» **Written task**
Exact repetition is required: output every record in full.

[Stored records]
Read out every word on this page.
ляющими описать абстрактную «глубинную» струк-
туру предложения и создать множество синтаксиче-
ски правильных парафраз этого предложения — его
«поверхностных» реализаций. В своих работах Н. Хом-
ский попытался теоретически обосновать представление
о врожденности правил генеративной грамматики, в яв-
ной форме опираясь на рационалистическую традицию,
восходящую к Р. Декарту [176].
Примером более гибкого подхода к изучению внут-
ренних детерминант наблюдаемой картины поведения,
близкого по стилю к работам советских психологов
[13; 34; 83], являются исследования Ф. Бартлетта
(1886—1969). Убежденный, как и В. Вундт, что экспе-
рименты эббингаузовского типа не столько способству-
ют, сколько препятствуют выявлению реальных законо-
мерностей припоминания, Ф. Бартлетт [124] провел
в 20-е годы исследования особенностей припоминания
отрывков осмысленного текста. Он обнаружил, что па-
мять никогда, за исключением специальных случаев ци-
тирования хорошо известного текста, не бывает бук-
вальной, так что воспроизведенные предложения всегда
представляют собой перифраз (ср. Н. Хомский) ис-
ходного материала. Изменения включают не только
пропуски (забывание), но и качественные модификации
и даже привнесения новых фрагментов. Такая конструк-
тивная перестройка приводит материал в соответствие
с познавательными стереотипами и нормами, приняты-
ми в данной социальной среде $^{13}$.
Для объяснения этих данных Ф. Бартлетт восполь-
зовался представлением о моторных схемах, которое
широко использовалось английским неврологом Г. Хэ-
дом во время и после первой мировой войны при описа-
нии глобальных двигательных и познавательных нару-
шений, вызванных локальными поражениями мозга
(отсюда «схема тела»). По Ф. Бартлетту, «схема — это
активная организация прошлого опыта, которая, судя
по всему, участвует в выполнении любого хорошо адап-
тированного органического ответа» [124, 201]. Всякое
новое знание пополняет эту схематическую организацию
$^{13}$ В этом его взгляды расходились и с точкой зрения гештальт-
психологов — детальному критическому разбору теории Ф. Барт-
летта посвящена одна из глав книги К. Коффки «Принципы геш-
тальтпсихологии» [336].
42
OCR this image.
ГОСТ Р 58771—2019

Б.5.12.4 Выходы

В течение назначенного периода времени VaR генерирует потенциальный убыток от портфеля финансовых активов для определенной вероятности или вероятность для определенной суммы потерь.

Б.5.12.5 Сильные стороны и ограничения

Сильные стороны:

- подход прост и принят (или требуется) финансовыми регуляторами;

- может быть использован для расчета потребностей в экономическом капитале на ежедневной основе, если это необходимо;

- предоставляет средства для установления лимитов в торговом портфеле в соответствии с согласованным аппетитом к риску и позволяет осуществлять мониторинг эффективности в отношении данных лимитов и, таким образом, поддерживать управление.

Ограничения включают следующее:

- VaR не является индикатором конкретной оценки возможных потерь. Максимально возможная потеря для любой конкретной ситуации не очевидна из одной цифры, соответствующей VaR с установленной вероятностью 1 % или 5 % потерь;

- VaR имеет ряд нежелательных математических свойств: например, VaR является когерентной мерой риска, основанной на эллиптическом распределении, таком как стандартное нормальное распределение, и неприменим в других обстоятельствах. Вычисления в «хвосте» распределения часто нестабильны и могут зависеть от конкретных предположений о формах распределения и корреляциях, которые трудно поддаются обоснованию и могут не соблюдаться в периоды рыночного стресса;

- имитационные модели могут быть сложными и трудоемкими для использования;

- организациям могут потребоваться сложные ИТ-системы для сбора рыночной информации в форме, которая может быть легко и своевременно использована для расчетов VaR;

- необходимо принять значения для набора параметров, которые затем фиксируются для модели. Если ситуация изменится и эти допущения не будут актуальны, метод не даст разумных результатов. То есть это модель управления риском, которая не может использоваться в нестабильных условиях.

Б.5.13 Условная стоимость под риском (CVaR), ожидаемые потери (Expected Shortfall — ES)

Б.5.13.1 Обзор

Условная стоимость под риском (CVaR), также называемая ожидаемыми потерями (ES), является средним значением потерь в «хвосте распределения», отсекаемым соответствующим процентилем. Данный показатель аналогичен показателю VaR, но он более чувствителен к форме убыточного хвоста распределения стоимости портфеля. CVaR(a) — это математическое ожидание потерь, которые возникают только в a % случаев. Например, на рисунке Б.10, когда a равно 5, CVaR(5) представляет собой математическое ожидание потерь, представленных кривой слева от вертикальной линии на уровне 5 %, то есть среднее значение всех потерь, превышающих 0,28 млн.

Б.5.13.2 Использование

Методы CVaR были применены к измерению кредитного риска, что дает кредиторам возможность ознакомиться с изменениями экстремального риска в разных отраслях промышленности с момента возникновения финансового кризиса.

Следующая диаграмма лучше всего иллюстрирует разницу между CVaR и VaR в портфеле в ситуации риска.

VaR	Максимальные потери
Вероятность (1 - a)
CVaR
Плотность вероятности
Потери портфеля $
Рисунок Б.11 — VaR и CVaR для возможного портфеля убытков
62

» **Result**
Read out every word on this page.
ляющими описать абстрактную «глубинную» струк-
туру предложения и создать множество синтаксиче-
ски правильных парафраз этого предложения — его
«поверхностных» реализаций. В своих работах Н. Хом-
ский попытался теоретически обосновать представление
о врожденности правил генеративной грамматики, в яв-
ной форме опираясь на рационалистическую традицию,
восходящую к Р. Декарту [176].
Примером более гибкого подхода к изучению внут-
ренних детерминант наблюдаемой картины поведения,
близкого по стилю к работам советских психологов
[13; 34; 83], являются исследования Ф. Бартлетта
(1886—1969). Убежденный, как и В. Вундт, что экспе-
рименты эббингаузовского типа не столько способству-
ют, сколько препятствуют выявлению реальных законо-
мерностей припоминания, Ф. Бартлетт [124] провел
в 20-е годы исследования особенностей припоминания
отрывков осмысленного текста. Он обнаружил, что па-
мять никогда, за исключением специальных случаев ци-
тирования хорошо известного текста, не бывает бук-
вальной, так что воспроизведенные предложения всегда
представляют собой перифраз (ср. Н. Хомский) ис-
ходного материала. Изменения включают не только
пропуски (забывание), но и качественные модификации
и даже привнесения новых фрагментов. Такая конструк-
тивная перестройка приводит материал в соответствие
с познавательными стереотипами и нормами, приняты-
ми в данной социальной среде $^{13}$.
Для объяснения этих данных Ф. Бартлетт восполь-
зовался представлением о моторных схемах, которое
широко использовалось английским неврологом Г. Хэ-
дом во время и после первой мировой войны при описа-
нии глобальных двигательных и познавательных нару-
шений, вызванных локальными поражениями мозга
(отсюда «схема тела»). По Ф. Бартлетту, «схема — это
активная организация прошлого опыта, которая, судя
по всему, участвует в выполнении любого хорошо адап-
тированного органического ответа» [124, 201]. Всякое
новое знание пополняет эту схематическую организацию
$^{13}$ В этом его взгляды расходились и с точкой зрения гештальт-
психологов — детальному критическому разбору теории Ф. Барт-
летта посвящена одна из глав книги К. Коффки «Принципы геш-
тальтпсихологии» [336].
42
OCR this image.
ГОСТ Р 58771—2019

Б.5.12.4 Выходы

В течение назначенного периода времени VaR генерирует потенциальный убыток от портфеля финансовых активов для определенной вероятности или вероятность для определенной суммы потерь.

Б.5.12.5 Сильные стороны и ограничения

Сильные стороны:

- подход прост и принят (или требуется) финансовыми регуляторами;

- может быть использован для расчета потребностей в экономическом капитале на ежедневной основе, если это необходимо;

- предоставляет средства для установления лимитов в торговом портфеле в соответствии с согласованным аппетитом к риску и позволяет осуществлять мониторинг эффективности в отношении данных лимитов и, таким образом, поддерживать управление.

Ограничения включают следующее:

- VaR не является индикатором конкретной оценки возможных потерь. Максимально возможная потеря для любой конкретной ситуации не очевидна из одной цифры, соответствующей VaR с установленной вероятностью 1 % или 5 % потерь;

- VaR имеет ряд нежелательных математических свойств: например, VaR является когерентной мерой риска, основанной на эллиптическом распределении, таком как стандартное нормальное распределение, и неприменим в других обстоятельствах. Вычисления в «хвосте» распределения часто нестабильны и могут зависеть от конкретных предположений о формах распределения и корреляциях, которые трудно поддаются обоснованию и могут не соблюдаться в периоды рыночного стресса;

- имитационные модели могут быть сложными и трудоемкими для использования;

- организациям могут потребоваться сложные ИТ-системы для сбора рыночной информации в форме, которая может быть легко и своевременно использована для расчетов VaR;

- необходимо принять значения для набора параметров, которые затем фиксируются для модели. Если ситуация изменится и эти допущения не будут актуальны, метод не даст разумных результатов. То есть это модель управления риском, которая не может использоваться в нестабильных условиях.

Б.5.13 Условная стоимость под риском (CVaR), ожидаемые потери (Expected Shortfall — ES)

Б.5.13.1 Обзор

Условная стоимость под риском (CVaR), также называемая ожидаемыми потерями (ES), является средним значением потерь в «хвосте распределения», отсекаемым соответствующим процентилем. Данный показатель аналогичен показателю VaR, но он более чувствителен к форме убыточного хвоста распределения стоимости портфеля. CVaR(a) — это математическое ожидание потерь, которые возникают только в a % случаев. Например, на рисунке Б.10, когда a равно 5, CVaR(5) представляет собой математическое ожидание потерь, представленных кривой слева от вертикальной линии на уровне 5 %, то есть среднее значение всех потерь, превышающих 0,28 млн.

Б.5.13.2 Использование

Методы CVaR были применены к измерению кредитного риска, что дает кредиторам возможность ознакомиться с изменениями экстремального риска в разных отраслях промышленности с момента возникновения финансового кризиса.

Следующая диаграмма лучше всего иллюстрирует разницу между CVaR и VaR в портфеле в ситуации риска.

VaR	Максимальные потери
Вероятность (1 - a)
CVaR
Плотность вероятности
Потери портфеля $
Рисунок Б.11 — VaR и CVaR для возможного портфеля убытков
62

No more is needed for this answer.